### WRITTEN PROBLEM
Copy out the whole listing exactly as written, leaving the pictures behind.
**** DATASET EXTRACT
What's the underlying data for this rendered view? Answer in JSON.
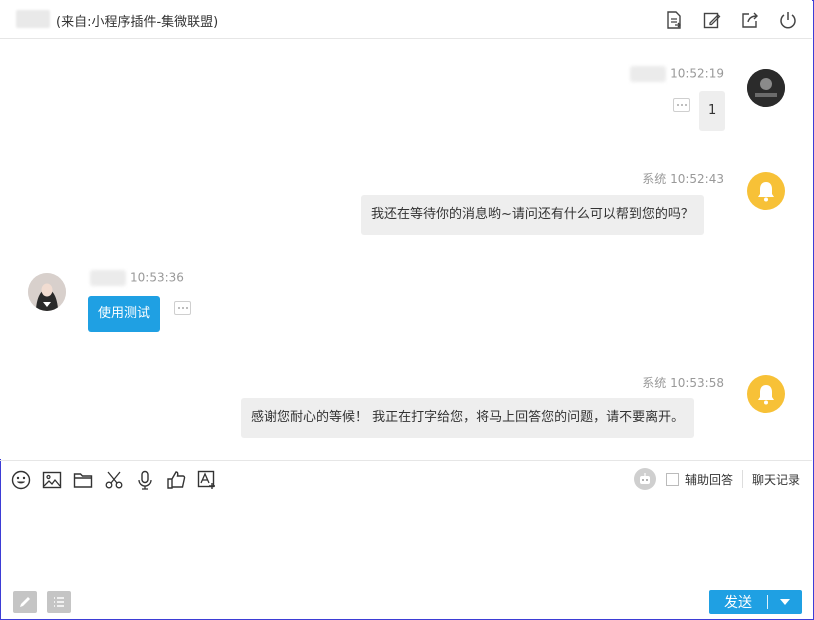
{
  "header": {
    "title": "(来自:小程序插件-集微联盟)",
    "icons": [
      "transfer-icon",
      "edit-note-icon",
      "share-out-icon",
      "power-icon"
    ]
  },
  "messages": [
    {
      "side": "right",
      "sender": "",
      "time": "10:52:19",
      "text": "1",
      "avatar": "user-avatar"
    },
    {
      "side": "right",
      "sender": "系统",
      "time": "10:52:43",
      "text": "我还在等待你的消息哟~请问还有什么可以帮到您的吗？",
      "avatar": "bell-avatar"
    },
    {
      "side": "left",
      "sender": "",
      "time": "10:53:36",
      "text": "使用测试",
      "avatar": "customer-avatar"
    },
    {
      "side": "right",
      "sender": "系统",
      "time": "10:53:58",
      "text": "感谢您耐心的等候！ 我正在打字给您，将马上回答您的问题，请不要离开。",
      "avatar": "bell-avatar"
    }
  ],
  "toolbar": {
    "tools": [
      "emoji-icon",
      "image-icon",
      "folder-icon",
      "scissors-icon",
      "microphone-icon",
      "thumbs-up-icon",
      "text-icon"
    ],
    "assist_label": "辅助回答",
    "history_label": "聊天记录"
  },
  "send": {
    "label": "发送"
  },
  "colors": {
    "accent": "#1fa0e3",
    "bell": "#f7c137",
    "bubble_gray": "#eeeeee"
  }
}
********
### EXPECTED ANSWER
What's the underlying data for this rendered view? Answer in JSON.
{
  "header": {
    "title": "(来自:小程序插件-集微联盟)",
    "icons": [
      "transfer-icon",
      "edit-note-icon",
      "share-out-icon",
      "power-icon"
    ]
  },
  "messages": [
    {
      "side": "right",
      "sender": "",
      "time": "10:52:19",
      "text": "1",
      "avatar": "user-avatar"
    },
    {
      "side": "right",
      "sender": "系统",
      "time": "10:52:43",
      "text": "我还在等待你的消息哟~请问还有什么可以帮到您的吗？",
      "avatar": "bell-avatar"
    },
    {
      "side": "left",
      "sender": "",
      "time": "10:53:36",
      "text": "使用测试",
      "avatar": "customer-avatar"
    },
    {
      "side": "right",
      "sender": "系统",
      "time": "10:53:58",
      "text": "感谢您耐心的等候！ 我正在打字给您，将马上回答您的问题，请不要离开。",
      "avatar": "bell-avatar"
    }
  ],
  "toolbar": {
    "tools": [
      "emoji-icon",
      "image-icon",
      "folder-icon",
      "scissors-icon",
      "microphone-icon",
      "thumbs-up-icon",
      "text-icon"
    ],
    "assist_label": "辅助回答",
    "history_label": "聊天记录"
  },
  "send": {
    "label": "发送"
  },
  "colors": {
    "accent": "#1fa0e3",
    "bell": "#f7c137",
    "bubble_gray": "#eeeeee"
  }
}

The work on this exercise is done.